##### MATERIAAL #####

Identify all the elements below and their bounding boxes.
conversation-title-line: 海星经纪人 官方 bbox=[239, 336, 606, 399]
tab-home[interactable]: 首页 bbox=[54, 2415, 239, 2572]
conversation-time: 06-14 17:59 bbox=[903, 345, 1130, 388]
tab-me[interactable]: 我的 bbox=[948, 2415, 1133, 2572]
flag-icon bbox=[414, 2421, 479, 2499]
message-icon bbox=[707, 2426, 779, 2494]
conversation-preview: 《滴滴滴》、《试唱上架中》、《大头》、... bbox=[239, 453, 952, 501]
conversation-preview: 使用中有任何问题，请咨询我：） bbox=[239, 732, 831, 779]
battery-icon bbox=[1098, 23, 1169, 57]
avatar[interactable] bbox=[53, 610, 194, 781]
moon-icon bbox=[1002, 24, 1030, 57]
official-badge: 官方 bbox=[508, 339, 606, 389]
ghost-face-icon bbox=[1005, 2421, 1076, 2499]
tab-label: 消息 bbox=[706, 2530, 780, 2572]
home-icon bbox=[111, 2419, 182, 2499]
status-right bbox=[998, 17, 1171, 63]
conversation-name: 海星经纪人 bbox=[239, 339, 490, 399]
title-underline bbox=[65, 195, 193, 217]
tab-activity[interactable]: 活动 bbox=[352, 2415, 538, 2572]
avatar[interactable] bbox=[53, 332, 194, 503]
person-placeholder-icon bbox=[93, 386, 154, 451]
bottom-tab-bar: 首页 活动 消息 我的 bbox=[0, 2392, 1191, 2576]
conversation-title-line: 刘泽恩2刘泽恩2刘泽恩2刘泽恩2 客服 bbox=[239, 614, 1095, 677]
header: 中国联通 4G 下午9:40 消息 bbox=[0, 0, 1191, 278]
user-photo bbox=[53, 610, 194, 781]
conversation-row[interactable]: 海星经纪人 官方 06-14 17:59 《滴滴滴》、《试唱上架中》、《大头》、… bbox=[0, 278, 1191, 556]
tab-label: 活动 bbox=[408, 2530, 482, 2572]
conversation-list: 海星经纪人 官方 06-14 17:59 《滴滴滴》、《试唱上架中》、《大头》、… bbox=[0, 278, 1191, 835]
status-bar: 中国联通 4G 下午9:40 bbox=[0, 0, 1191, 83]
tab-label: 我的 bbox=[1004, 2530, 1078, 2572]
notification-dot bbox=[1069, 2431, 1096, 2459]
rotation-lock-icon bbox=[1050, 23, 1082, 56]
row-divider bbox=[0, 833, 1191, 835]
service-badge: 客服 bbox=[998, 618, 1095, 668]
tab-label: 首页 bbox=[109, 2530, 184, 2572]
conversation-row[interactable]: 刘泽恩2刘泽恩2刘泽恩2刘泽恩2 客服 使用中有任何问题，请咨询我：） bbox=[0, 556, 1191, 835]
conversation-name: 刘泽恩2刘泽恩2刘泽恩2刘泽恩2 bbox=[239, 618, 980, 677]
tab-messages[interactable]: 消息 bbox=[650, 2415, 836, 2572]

#####

* _OPDRACHT_: Geef alleen het aantal regels in de vermeldingen hierboven waarin de tekenreeks "title" voorkomt.

* _ANTWOORD_: 3